**Source passage:**
# Game 46 Thread: Lakers vs Cavs



## Brian34Cook (Mar 26, 2003)

<center>








Los Angeles Lakers (28-17, 2nd Place)
Last Game: Pacers 85 - 72 Lakers (2/02)

@









Cleveland Cav's (19-29, 6th Place)
Last Game: Cavs 85 - 82 Pistons (2/03)

Wednesday, Feb. 4
5:00 pm 
at Cavaliers 
TV: ESPN, KCAL 
Radio: KLAC-AM 570/KWKW-AM 1330 

*Starting Lineups:*

    
vs.
  

</center>


----------



## Cris (Jun 18, 2003)

i want to see lebron get slamed on by shaq


----------



## Hibachi! (Sep 18, 2003)

I want to see Shaq get slammed on by Lebron :laugh: Lakers win this game with ease...the Cavs struglle with their shooting alot, but Boozer will take advantage of Slavas porace rebounding and defense...


----------



## Cris (Jun 18, 2003)

thats not funny :naughty:


----------



## Ghost (Jun 21, 2002)

I want to see Shaq and Big Z go after Each Other. I also want to see if K-Rush can Guard LeBron James


----------



## Wilt_The_Stilt (Jun 7, 2002)

> Originally posted by <b>SacKings384</b>!
> the Cavs struglle with their shooting alot, but Boozer will take advantage of Slavas porace rebounding and defense...


The last time they played, Boozer had 12 pts on less than 40% shooting, 12 rbs and 3 TO's, Slava had 11pts and 8rbs. Boozer really took advantage of him!!


----------



## Locke (Jun 16, 2003)

**What to work on:**
1/ Answer these from the Lakers–Cavs game thread:
(a) What record is listed for the Los Angeles Lakers?
(b) On which TV channels is the game shown?
(c) How many rebounds did Slava have the last time the teams played?
2/ Pick up the Lakers–Cavs game thread after its final line and write what comes next.
The data here has no connection to the Lakers–Cavs game thread.

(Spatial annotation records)

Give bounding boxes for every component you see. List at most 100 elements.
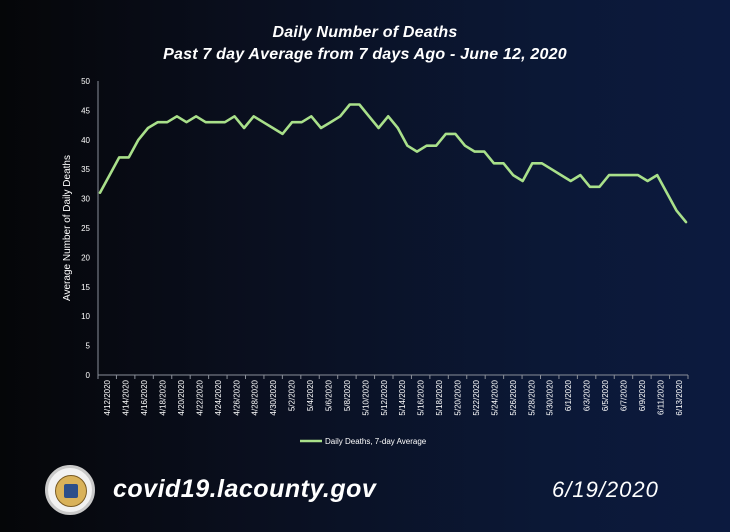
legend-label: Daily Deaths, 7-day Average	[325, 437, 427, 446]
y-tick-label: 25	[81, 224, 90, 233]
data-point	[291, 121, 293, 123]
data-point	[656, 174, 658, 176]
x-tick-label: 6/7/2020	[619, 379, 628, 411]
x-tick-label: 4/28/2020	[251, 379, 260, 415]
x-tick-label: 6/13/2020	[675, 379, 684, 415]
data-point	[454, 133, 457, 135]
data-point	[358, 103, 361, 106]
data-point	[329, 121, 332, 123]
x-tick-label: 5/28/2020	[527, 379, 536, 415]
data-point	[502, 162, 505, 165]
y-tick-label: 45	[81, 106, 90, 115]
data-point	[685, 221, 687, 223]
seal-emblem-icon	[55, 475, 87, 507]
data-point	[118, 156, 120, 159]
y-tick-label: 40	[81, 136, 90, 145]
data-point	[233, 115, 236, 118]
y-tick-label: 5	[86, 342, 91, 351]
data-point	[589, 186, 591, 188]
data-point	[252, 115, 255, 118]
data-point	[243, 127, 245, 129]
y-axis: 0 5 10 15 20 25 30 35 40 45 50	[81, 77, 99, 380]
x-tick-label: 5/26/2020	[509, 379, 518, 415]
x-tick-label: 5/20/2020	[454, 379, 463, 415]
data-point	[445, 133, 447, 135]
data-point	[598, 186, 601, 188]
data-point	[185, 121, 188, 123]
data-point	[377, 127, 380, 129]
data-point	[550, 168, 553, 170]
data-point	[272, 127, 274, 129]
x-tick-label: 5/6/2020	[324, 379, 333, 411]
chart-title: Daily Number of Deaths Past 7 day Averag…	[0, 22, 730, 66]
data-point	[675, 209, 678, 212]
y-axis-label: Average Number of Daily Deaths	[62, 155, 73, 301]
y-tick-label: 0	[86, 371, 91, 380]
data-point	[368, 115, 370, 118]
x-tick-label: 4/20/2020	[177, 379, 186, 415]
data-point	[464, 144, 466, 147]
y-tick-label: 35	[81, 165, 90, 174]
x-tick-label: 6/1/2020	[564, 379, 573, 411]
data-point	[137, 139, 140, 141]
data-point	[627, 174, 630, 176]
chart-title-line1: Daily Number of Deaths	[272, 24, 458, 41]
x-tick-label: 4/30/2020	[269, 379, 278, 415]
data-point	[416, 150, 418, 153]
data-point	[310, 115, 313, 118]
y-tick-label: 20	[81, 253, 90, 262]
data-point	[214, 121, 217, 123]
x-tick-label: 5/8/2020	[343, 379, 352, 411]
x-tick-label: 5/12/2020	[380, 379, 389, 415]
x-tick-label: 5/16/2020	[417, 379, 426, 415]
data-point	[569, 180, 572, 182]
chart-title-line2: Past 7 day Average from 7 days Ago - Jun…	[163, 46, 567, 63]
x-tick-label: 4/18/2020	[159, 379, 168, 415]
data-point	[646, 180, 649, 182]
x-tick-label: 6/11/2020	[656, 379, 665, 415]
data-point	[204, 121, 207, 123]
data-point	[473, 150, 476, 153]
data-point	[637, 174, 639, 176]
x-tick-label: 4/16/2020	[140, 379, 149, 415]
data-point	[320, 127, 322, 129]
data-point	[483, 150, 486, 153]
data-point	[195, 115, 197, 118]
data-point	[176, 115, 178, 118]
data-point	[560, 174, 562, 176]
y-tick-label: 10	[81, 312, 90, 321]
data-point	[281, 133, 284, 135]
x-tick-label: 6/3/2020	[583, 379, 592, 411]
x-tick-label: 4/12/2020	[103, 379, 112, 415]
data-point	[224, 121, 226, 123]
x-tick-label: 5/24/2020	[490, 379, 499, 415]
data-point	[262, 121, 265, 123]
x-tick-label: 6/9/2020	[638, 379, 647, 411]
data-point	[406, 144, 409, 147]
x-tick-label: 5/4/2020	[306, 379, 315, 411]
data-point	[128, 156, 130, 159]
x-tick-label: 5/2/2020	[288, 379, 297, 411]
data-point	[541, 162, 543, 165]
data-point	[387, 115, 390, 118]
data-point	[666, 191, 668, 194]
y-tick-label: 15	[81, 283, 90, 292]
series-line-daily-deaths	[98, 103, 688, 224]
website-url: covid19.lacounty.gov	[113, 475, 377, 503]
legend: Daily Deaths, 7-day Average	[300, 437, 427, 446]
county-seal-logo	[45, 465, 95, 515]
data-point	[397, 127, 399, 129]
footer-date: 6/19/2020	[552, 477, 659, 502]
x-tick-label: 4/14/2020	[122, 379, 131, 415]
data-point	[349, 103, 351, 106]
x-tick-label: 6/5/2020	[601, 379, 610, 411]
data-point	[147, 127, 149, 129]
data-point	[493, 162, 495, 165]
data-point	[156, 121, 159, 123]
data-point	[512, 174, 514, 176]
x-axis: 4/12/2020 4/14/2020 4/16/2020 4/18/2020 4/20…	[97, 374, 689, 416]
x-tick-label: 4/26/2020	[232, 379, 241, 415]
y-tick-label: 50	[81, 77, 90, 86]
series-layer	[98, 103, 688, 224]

--

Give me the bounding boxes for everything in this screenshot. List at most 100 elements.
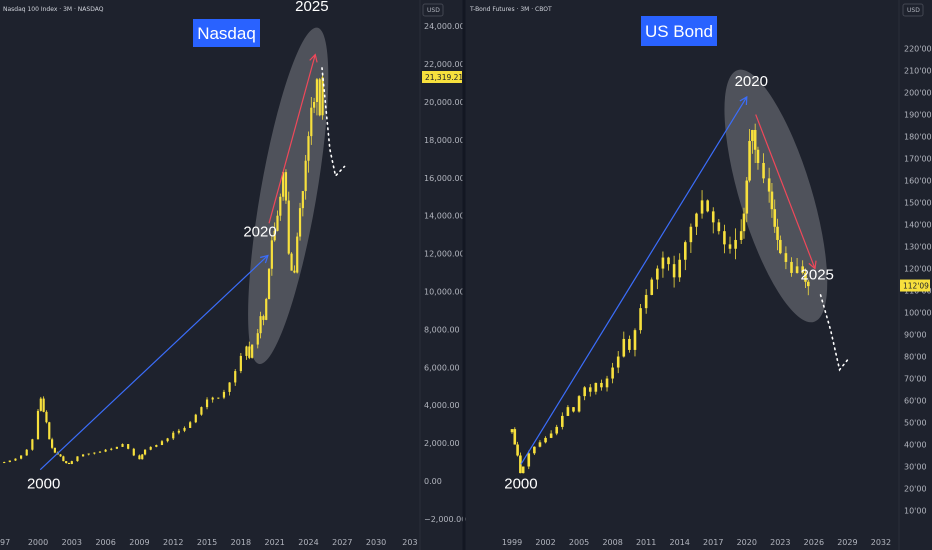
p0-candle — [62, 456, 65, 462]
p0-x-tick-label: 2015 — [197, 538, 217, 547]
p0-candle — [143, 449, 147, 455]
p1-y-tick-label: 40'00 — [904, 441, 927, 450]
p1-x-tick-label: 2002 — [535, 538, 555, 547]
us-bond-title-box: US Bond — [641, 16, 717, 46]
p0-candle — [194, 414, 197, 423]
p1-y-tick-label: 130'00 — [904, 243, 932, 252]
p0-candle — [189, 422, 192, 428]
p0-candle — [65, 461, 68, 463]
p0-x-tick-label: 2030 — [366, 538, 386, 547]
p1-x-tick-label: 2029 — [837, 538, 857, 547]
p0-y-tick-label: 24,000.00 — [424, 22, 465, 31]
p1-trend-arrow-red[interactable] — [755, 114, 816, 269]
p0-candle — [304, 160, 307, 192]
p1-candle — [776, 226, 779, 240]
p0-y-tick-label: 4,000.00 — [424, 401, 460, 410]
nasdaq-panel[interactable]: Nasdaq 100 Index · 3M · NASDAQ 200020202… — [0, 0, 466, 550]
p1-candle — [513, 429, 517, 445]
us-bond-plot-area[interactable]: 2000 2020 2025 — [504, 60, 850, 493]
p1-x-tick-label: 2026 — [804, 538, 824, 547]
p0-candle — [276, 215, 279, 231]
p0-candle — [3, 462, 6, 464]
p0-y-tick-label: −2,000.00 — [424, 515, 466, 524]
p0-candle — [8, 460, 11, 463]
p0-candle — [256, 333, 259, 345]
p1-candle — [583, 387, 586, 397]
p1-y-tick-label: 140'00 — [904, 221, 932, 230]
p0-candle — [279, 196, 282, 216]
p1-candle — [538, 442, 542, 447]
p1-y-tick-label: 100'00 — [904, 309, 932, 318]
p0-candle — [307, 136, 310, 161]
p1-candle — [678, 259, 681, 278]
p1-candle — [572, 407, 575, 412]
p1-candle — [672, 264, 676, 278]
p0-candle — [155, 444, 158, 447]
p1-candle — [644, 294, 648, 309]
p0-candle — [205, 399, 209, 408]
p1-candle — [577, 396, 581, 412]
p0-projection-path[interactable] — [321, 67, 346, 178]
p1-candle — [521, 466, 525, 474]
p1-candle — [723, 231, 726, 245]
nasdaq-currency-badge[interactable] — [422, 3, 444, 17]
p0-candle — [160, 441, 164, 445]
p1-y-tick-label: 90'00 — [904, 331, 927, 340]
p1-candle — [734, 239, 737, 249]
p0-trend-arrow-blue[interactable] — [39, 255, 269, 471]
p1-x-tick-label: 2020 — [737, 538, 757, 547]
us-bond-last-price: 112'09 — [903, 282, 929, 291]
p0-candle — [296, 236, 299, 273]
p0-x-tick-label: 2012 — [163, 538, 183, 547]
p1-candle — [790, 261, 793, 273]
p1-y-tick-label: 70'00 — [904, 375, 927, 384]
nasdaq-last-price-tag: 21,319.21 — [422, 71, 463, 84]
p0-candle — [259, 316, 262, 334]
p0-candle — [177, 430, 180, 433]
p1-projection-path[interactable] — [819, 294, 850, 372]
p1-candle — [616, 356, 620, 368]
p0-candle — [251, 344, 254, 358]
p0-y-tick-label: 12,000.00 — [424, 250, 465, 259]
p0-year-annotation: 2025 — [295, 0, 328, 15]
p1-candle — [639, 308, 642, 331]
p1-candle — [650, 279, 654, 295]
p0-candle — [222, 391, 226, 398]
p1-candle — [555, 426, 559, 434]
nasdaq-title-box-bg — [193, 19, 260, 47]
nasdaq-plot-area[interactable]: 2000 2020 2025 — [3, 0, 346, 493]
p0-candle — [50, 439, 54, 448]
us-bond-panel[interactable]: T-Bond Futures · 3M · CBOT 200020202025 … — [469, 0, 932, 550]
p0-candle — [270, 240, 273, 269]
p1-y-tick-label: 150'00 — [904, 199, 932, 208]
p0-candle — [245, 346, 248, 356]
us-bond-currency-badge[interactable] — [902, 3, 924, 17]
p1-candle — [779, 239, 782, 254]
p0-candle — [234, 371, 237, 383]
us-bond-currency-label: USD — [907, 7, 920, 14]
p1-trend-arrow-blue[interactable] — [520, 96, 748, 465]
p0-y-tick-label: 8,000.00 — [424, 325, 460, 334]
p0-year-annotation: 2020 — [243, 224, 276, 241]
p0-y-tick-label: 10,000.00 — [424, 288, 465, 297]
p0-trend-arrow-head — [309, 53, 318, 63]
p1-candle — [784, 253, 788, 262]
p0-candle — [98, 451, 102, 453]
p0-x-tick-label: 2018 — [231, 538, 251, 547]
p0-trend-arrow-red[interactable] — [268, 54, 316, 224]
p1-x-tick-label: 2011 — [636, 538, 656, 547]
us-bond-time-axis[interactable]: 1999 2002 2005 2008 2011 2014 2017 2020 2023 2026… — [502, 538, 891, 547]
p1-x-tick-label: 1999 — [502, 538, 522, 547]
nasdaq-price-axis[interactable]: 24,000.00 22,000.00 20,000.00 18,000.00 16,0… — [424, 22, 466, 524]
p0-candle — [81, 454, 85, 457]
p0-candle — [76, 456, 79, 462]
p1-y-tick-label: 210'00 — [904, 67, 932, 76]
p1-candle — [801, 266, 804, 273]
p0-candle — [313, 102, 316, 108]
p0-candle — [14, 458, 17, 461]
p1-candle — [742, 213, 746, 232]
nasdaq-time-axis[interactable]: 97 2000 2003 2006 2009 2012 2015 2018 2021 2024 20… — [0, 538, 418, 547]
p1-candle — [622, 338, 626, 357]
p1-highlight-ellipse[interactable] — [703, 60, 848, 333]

--

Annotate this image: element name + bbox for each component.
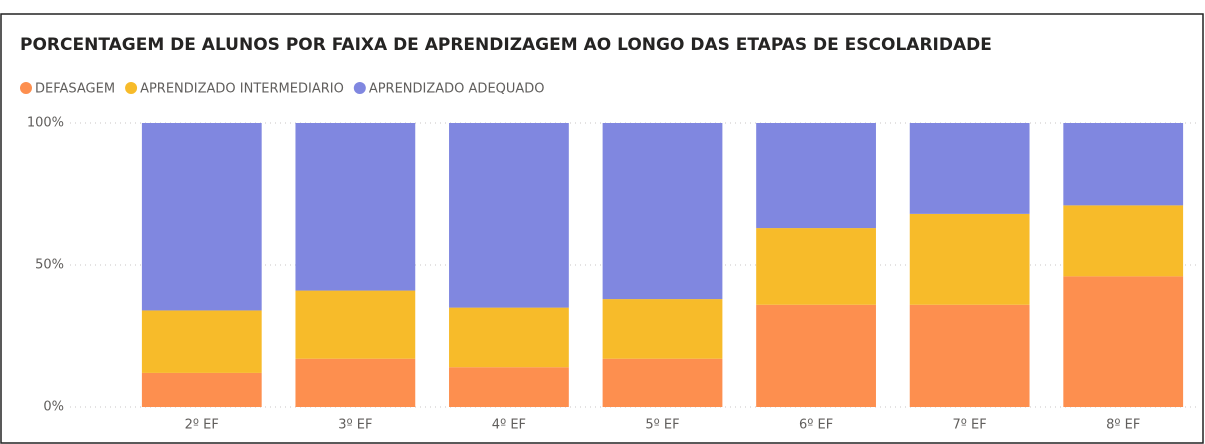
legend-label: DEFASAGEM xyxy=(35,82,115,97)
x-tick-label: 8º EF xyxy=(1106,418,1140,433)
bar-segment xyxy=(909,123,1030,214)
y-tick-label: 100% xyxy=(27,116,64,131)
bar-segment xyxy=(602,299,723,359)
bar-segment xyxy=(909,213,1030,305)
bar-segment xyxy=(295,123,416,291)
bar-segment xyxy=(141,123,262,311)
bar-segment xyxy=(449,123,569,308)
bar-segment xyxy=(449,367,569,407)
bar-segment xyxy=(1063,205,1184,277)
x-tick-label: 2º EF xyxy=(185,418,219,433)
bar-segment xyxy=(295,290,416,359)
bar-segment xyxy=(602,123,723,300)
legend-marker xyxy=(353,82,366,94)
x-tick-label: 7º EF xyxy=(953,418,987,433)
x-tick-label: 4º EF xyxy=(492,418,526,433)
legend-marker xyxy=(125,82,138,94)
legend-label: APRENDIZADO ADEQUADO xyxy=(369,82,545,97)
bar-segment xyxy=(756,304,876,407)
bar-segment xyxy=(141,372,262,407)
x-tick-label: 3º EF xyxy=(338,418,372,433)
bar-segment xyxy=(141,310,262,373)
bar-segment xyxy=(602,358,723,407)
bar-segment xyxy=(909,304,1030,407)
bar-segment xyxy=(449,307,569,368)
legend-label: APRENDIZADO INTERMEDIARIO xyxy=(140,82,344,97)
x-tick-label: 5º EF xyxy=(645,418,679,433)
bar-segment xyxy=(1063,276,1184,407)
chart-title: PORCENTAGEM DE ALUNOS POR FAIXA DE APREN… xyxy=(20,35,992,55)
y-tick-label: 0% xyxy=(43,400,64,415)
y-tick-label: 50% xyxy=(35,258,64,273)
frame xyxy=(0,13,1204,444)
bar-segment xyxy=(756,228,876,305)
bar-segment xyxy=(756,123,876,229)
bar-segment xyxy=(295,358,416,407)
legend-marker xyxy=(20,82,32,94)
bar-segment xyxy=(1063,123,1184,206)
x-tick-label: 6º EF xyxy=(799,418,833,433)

**Set of answers:**
1/
(a) 28-17
(b) ESPN and KCAL
(c) 8

2/
Shaq will have a monster game in this one and the Lakers will take it.


----------



## Cap (Nov 5, 2003)

I wonder if the idiots who say Slava can't rebound have actually looked up his numbers this season.


----------



## Hibachi! (Sep 18, 2003)

Funny that the posts jump from game 37 to 39... Game 38 was the Suns game... Cook if u can find that post, because there was one, where there was the whole LAKER BOARD, complaining about how bad of a rebounder and a defender Slava is, if you can find it, id be glad to point the posts out to you, but i think we can all remember that post...


----------



## KokoTheMonkey (Aug 4, 2003)

Shaq will butcher Ilgauskas, and the Lakers will win this game easily. 

I can imagine Shaq coming out with a vengence and dropping 40 points and 15 rebounds on "big" Z.


----------



## Brian34Cook (Mar 26, 2003)

> Originally posted by <b>SacKings384</b>!
> Funny that the posts jump from game 37 to 39... Game 38 was the Suns game... Cook if u can find that post, because there was one, where there was the whole LAKER BOARD, complaining about how bad of a rebounder and a defender Slava is, if you can find it, id be glad to point the posts out to you, but i think we can all remember that post...


I dont believe i can.. I think that post was gone from when the site was having problems.. Don't think it's anywhere


----------



## Hibachi! (Sep 18, 2003)

Your killin me Smalls


----------



## Hibachi! (Sep 18, 2003)

I smell a conspiracy...:curse: 



:laugh: :laugh: :laugh: :laugh: :laugh:


----------



## DaUnbreakableKinG (Jun 28, 2003)

Lakers should win this game if they're careful. Another reason is that Cavs played tonight so they might be tired but they won so you never know what happens.  

*Lakers* 95 - 91 Cavs


----------



## Hibachi! (Sep 18, 2003)

Shaq Diesel is gonna send a message to the Commissioner, hes gonna throw down 50 on Z...


----------



## Cap (Nov 5, 2003)

> Originally posted by <b>SacKings384</b>!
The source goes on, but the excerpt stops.